Stored data:

::::::::

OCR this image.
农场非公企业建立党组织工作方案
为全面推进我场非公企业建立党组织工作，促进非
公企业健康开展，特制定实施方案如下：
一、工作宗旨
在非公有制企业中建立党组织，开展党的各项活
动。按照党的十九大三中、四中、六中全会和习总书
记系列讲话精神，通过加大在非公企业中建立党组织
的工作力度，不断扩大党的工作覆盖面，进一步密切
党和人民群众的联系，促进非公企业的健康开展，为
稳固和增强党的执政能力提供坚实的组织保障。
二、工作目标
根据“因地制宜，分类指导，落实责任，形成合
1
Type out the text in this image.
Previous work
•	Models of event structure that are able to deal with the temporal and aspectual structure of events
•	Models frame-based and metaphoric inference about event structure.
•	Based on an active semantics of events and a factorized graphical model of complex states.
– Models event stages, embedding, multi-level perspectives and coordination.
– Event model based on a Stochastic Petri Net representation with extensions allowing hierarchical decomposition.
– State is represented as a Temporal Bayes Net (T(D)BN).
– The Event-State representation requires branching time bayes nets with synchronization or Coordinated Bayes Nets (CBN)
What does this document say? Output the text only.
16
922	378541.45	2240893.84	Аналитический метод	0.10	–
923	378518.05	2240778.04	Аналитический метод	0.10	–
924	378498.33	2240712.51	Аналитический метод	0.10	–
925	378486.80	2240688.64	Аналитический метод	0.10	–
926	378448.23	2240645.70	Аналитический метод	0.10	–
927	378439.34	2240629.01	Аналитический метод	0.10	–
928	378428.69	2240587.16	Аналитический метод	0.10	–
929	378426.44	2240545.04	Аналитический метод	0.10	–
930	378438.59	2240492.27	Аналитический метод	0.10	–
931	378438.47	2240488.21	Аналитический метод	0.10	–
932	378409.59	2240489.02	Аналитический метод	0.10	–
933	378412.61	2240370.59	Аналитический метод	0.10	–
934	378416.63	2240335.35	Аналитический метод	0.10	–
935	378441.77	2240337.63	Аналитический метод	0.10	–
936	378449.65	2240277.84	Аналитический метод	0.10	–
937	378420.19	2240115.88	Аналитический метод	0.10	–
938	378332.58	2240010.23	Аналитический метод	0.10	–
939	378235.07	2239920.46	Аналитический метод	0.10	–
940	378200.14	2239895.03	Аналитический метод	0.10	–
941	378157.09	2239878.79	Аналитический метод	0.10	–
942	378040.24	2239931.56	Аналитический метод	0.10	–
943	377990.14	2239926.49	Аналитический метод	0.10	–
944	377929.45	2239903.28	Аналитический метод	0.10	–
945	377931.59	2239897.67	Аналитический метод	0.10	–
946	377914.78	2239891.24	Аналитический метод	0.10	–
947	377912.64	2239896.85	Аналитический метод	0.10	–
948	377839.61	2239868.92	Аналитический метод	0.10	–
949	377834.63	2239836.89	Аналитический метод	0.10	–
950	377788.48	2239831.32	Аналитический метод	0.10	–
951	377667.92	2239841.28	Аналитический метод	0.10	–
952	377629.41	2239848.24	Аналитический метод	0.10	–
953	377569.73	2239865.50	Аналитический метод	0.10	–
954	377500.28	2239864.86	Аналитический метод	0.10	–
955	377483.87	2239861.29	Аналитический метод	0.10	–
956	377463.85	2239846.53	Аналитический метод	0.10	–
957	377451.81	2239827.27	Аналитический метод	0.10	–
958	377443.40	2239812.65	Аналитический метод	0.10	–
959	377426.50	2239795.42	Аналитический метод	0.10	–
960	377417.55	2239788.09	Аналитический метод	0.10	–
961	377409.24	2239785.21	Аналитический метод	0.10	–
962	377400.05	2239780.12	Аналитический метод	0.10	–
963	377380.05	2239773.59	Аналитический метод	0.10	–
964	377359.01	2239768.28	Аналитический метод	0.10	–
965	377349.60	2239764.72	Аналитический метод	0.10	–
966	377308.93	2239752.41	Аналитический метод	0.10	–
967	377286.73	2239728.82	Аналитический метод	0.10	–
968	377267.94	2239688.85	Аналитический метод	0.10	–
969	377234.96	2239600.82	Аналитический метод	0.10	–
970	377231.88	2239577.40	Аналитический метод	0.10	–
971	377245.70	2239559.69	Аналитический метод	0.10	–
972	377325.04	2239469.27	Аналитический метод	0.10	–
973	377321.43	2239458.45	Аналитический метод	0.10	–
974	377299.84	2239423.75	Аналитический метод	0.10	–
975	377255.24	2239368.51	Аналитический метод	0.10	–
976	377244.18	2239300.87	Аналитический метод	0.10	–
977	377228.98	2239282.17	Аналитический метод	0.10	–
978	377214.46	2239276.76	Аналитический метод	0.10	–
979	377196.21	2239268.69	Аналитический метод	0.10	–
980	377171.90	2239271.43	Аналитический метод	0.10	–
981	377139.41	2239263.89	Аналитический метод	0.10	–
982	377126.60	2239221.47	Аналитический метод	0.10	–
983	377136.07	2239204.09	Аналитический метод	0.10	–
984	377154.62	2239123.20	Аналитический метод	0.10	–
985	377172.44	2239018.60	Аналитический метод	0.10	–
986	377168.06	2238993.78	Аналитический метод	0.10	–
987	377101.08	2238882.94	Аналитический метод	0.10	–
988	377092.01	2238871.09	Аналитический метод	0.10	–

::::::::

Set exercise: Copy out each line exactly as written.

Output:
OCR this image.
农场非公企业建立党组织工作方案
为全面推进我场非公企业建立党组织工作，促进非
公企业健康开展，特制定实施方案如下：
一、工作宗旨
在非公有制企业中建立党组织，开展党的各项活
动。按照党的十九大三中、四中、六中全会和习总书
记系列讲话精神，通过加大在非公企业中建立党组织
的工作力度，不断扩大党的工作覆盖面，进一步密切
党和人民群众的联系，促进非公企业的健康开展，为
稳固和增强党的执政能力提供坚实的组织保障。
二、工作目标
根据“因地制宜，分类指导，落实责任，形成合
1
Type out the text in this image.
Previous work
•	Models of event structure that are able to deal with the temporal and aspectual structure of events
•	Models frame-based and metaphoric inference about event structure.
•	Based on an active semantics of events and a factorized graphical model of complex states.
– Models event stages, embedding, multi-level perspectives and coordination.
– Event model based on a Stochastic Petri Net representation with extensions allowing hierarchical decomposition.
– State is represented as a Temporal Bayes Net (T(D)BN).
– The Event-State representation requires branching time bayes nets with synchronization or Coordinated Bayes Nets (CBN)
What does this document say? Output the text only.
16
922	378541.45	2240893.84	Аналитический метод	0.10	–
923	378518.05	2240778.04	Аналитический метод	0.10	–
924	378498.33	2240712.51	Аналитический метод	0.10	–
925	378486.80	2240688.64	Аналитический метод	0.10	–
926	378448.23	2240645.70	Аналитический метод	0.10	–
927	378439.34	2240629.01	Аналитический метод	0.10	–
928	378428.69	2240587.16	Аналитический метод	0.10	–
929	378426.44	2240545.04	Аналитический метод	0.10	–
930	378438.59	2240492.27	Аналитический метод	0.10	–
931	378438.47	2240488.21	Аналитический метод	0.10	–
932	378409.59	2240489.02	Аналитический метод	0.10	–
933	378412.61	2240370.59	Аналитический метод	0.10	–
934	378416.63	2240335.35	Аналитический метод	0.10	–
935	378441.77	2240337.63	Аналитический метод	0.10	–
936	378449.65	2240277.84	Аналитический метод	0.10	–
937	378420.19	2240115.88	Аналитический метод	0.10	–
938	378332.58	2240010.23	Аналитический метод	0.10	–
939	378235.07	2239920.46	Аналитический метод	0.10	–
940	378200.14	2239895.03	Аналитический метод	0.10	–
941	378157.09	2239878.79	Аналитический метод	0.10	–
942	378040.24	2239931.56	Аналитический метод	0.10	–
943	377990.14	2239926.49	Аналитический метод	0.10	–
944	377929.45	2239903.28	Аналитический метод	0.10	–
945	377931.59	2239897.67	Аналитический метод	0.10	–
946	377914.78	2239891.24	Аналитический метод	0.10	–
947	377912.64	2239896.85	Аналитический метод	0.10	–
948	377839.61	2239868.92	Аналитический метод	0.10	–
949	377834.63	2239836.89	Аналитический метод	0.10	–
950	377788.48	2239831.32	Аналитический метод	0.10	–
951	377667.92	2239841.28	Аналитический метод	0.10	–
952	377629.41	2239848.24	Аналитический метод	0.10	–
953	377569.73	2239865.50	Аналитический метод	0.10	–
954	377500.28	2239864.86	Аналитический метод	0.10	–
955	377483.87	2239861.29	Аналитический метод	0.10	–
956	377463.85	2239846.53	Аналитический метод	0.10	–
957	377451.81	2239827.27	Аналитический метод	0.10	–
958	377443.40	2239812.65	Аналитический метод	0.10	–
959	377426.50	2239795.42	Аналитический метод	0.10	–
960	377417.55	2239788.09	Аналитический метод	0.10	–
961	377409.24	2239785.21	Аналитический метод	0.10	–
962	377400.05	2239780.12	Аналитический метод	0.10	–
963	377380.05	2239773.59	Аналитический метод	0.10	–
964	377359.01	2239768.28	Аналитический метод	0.10	–
965	377349.60	2239764.72	Аналитический метод	0.10	–
966	377308.93	2239752.41	Аналитический метод	0.10	–
967	377286.73	2239728.82	Аналитический метод	0.10	–
968	377267.94	2239688.85	Аналитический метод	0.10	–
969	377234.96	2239600.82	Аналитический метод	0.10	–
970	377231.88	2239577.40	Аналитический метод	0.10	–
971	377245.70	2239559.69	Аналитический метод	0.10	–
972	377325.04	2239469.27	Аналитический метод	0.10	–
973	377321.43	2239458.45	Аналитический метод	0.10	–
974	377299.84	2239423.75	Аналитический метод	0.10	–
975	377255.24	2239368.51	Аналитический метод	0.10	–
976	377244.18	2239300.87	Аналитический метод	0.10	–
977	377228.98	2239282.17	Аналитический метод	0.10	–
978	377214.46	2239276.76	Аналитический метод	0.10	–
979	377196.21	2239268.69	Аналитический метод	0.10	–
980	377171.90	2239271.43	Аналитический метод	0.10	–
981	377139.41	2239263.89	Аналитический метод	0.10	–
982	377126.60	2239221.47	Аналитический метод	0.10	–
983	377136.07	2239204.09	Аналитический метод	0.10	–
984	377154.62	2239123.20	Аналитический метод	0.10	–
985	377172.44	2239018.60	Аналитический метод	0.10	–
986	377168.06	2238993.78	Аналитический метод	0.10	–
987	377101.08	2238882.94	Аналитический метод	0.10	–
988	377092.01	2238871.09	Аналитический метод	0.10	–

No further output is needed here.